• [Data supplied]:
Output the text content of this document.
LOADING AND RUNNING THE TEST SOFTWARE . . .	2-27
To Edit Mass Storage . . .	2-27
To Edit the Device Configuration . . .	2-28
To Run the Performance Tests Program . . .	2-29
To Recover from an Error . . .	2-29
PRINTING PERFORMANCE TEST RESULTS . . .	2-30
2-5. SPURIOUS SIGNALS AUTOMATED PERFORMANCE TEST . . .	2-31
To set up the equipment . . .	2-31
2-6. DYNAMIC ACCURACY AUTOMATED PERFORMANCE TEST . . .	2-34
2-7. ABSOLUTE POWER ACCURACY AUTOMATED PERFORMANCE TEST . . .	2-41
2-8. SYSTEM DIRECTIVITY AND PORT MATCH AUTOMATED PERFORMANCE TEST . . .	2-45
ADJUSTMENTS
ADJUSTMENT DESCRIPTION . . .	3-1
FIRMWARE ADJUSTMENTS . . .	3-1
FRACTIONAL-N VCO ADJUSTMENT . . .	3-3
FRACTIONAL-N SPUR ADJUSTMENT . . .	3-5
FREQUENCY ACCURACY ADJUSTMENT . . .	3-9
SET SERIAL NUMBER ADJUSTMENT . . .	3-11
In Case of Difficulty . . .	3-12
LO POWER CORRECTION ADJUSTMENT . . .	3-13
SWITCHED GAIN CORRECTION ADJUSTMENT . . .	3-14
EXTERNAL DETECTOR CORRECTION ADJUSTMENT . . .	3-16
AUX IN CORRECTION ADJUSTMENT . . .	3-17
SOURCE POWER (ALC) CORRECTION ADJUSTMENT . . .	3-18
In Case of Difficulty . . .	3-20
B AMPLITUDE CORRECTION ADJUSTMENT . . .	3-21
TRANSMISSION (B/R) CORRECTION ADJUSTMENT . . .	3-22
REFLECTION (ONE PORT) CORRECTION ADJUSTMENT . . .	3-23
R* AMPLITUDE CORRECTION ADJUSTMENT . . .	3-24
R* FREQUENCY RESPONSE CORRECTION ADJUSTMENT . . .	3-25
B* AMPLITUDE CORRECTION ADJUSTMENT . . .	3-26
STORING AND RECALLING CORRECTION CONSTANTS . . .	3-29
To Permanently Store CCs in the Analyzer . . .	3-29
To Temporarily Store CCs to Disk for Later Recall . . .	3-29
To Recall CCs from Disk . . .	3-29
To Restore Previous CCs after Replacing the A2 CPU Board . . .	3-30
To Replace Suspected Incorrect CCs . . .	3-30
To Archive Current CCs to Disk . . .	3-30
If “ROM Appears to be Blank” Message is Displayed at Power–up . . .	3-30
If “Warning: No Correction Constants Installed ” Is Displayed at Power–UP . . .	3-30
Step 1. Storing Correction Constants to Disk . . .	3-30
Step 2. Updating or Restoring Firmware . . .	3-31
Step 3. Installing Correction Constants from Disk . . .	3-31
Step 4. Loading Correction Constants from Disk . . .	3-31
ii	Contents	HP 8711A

• [Requirement]: Scan the material for lines with the word "ADJUSTMENTS", and copy each line you find.

• [Exercise response]:
ADJUSTMENTS
FIRMWARE ADJUSTMENTS . . .	3-1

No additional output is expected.